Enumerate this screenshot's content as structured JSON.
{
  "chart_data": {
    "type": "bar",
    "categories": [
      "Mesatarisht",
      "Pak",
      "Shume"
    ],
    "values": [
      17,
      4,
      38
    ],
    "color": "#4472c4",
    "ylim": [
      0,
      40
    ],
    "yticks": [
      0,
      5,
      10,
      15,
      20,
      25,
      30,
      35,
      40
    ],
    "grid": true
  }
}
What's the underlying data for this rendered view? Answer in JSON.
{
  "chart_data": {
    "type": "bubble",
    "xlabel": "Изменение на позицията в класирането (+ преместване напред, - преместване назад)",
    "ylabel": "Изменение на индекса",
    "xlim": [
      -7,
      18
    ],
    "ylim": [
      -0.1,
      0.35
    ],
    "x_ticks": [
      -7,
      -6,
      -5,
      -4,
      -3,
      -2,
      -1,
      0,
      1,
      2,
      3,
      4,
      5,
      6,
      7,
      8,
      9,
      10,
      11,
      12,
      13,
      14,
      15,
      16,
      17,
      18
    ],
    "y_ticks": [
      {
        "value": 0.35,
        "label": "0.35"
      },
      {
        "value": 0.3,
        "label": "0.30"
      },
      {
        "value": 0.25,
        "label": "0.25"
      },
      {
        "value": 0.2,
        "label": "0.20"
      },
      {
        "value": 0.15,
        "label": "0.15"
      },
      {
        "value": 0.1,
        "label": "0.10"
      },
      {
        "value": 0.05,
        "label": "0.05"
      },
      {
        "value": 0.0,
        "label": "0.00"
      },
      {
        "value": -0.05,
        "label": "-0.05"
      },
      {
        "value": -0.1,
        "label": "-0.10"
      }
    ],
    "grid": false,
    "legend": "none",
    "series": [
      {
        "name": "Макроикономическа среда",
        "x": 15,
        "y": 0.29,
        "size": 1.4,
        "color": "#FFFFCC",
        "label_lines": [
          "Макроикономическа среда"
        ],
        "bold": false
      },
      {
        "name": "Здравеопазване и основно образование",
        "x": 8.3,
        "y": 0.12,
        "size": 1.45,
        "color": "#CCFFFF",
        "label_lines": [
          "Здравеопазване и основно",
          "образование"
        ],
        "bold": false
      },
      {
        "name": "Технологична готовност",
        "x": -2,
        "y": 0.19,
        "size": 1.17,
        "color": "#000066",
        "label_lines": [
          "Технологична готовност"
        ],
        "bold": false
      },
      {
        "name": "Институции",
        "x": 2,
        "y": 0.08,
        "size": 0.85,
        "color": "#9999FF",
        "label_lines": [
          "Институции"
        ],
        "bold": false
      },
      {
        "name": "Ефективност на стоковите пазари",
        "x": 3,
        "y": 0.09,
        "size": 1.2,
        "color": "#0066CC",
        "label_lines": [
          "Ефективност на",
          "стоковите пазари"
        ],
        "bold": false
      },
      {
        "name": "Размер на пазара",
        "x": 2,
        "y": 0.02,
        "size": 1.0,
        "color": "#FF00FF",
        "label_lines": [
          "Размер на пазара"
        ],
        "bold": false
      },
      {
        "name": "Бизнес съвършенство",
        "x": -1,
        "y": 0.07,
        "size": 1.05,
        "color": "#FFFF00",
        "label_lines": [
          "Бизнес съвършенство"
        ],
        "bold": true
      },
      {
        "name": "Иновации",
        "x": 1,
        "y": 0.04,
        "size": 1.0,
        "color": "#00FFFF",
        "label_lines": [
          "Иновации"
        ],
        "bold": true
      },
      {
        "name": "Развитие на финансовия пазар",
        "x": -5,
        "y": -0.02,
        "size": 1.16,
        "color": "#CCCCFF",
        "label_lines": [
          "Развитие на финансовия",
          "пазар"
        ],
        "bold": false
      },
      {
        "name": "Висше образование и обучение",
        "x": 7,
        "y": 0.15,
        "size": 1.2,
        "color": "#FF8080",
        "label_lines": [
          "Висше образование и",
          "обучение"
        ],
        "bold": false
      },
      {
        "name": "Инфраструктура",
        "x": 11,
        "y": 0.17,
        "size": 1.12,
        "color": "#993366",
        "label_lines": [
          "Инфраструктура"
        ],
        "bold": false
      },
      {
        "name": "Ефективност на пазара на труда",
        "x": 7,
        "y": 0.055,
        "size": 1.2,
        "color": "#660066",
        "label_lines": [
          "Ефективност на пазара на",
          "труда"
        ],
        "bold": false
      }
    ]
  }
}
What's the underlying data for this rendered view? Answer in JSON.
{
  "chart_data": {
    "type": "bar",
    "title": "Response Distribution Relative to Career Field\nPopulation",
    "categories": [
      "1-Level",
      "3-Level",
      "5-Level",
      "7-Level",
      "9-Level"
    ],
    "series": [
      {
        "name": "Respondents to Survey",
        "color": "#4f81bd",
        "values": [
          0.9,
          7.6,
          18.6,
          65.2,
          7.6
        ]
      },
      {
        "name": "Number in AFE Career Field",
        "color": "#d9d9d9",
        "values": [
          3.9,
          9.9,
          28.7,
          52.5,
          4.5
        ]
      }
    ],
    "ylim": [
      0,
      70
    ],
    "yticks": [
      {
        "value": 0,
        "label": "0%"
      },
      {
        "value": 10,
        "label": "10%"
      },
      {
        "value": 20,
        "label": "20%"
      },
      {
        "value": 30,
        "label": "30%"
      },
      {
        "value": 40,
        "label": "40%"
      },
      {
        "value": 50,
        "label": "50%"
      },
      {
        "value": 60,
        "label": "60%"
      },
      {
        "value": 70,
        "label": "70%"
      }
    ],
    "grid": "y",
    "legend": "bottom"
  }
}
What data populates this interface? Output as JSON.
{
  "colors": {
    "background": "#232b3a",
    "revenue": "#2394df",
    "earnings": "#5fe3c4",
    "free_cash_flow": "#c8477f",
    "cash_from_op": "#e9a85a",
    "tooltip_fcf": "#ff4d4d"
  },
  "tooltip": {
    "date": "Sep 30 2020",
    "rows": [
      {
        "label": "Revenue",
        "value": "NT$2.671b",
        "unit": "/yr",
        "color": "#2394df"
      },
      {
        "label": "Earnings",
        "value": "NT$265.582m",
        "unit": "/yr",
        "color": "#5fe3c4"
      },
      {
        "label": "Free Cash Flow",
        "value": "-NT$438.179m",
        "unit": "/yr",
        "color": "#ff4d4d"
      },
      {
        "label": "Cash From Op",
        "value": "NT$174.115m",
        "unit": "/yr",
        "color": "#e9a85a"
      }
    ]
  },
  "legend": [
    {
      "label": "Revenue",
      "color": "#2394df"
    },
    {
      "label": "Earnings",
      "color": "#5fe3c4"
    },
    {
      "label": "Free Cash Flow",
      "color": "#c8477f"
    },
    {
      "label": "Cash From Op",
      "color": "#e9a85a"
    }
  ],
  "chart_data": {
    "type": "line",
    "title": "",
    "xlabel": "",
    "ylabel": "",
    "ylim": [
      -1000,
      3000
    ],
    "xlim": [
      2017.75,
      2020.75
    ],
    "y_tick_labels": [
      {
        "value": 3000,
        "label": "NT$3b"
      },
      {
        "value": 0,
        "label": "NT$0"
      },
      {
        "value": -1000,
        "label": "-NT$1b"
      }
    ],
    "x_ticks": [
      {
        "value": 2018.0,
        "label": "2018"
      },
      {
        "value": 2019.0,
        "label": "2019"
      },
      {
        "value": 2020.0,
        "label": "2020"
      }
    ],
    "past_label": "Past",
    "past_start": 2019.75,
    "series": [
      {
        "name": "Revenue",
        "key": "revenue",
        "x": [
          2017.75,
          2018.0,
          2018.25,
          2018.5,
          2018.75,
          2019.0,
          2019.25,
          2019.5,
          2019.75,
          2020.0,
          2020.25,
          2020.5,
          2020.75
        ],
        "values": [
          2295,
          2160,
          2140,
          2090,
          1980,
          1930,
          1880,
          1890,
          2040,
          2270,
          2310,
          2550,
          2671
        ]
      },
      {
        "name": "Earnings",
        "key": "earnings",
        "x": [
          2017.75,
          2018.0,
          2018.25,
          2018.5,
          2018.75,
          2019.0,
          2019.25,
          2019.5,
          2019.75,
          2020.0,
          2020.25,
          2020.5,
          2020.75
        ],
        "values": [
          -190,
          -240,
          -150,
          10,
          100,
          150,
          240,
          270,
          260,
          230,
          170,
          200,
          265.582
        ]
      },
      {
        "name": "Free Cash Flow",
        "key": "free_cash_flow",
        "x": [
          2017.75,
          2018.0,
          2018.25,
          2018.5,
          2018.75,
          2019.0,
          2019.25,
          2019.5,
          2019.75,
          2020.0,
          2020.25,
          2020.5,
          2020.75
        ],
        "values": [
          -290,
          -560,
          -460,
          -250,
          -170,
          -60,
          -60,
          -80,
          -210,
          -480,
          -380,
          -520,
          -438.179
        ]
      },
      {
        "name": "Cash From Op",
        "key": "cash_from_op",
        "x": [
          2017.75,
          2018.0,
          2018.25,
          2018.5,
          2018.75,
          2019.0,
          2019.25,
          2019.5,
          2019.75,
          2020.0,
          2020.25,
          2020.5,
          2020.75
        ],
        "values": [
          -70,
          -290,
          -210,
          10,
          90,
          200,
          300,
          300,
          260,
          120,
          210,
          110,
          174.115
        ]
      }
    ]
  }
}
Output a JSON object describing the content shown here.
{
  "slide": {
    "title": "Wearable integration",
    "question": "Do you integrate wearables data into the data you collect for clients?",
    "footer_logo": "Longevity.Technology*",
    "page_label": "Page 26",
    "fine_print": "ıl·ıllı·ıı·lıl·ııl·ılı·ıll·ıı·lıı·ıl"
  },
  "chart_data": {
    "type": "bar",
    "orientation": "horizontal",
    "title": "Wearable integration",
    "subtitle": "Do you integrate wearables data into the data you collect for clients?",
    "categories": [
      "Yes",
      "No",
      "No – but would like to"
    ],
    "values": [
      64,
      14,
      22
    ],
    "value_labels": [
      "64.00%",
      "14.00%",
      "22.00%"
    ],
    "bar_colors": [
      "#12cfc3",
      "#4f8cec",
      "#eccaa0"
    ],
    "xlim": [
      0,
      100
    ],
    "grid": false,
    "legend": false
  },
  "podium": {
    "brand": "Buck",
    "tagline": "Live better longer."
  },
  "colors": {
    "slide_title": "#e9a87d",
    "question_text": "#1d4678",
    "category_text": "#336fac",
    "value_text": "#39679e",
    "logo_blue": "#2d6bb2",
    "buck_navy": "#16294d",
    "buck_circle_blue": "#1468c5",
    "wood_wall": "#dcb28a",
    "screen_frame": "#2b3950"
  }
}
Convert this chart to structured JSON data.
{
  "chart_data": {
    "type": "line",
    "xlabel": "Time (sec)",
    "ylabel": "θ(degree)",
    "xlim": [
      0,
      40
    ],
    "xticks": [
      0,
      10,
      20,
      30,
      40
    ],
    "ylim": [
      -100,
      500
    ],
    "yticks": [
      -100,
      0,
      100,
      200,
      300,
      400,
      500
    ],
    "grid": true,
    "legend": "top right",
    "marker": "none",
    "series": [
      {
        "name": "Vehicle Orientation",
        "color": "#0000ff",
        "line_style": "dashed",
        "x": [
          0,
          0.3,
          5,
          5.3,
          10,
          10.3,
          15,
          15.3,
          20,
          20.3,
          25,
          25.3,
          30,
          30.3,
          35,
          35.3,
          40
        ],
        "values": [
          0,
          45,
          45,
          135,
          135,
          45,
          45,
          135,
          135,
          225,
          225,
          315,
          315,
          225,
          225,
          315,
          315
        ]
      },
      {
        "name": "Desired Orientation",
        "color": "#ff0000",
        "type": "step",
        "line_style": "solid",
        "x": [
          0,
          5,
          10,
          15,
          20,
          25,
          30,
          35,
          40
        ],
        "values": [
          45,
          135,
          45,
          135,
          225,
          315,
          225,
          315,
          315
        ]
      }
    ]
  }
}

CHALLENGE: List all lines above in which the string "труда" appears.

WORKED ANSWER:
        "name": "Ефективност на пазара на труда",
          "труда"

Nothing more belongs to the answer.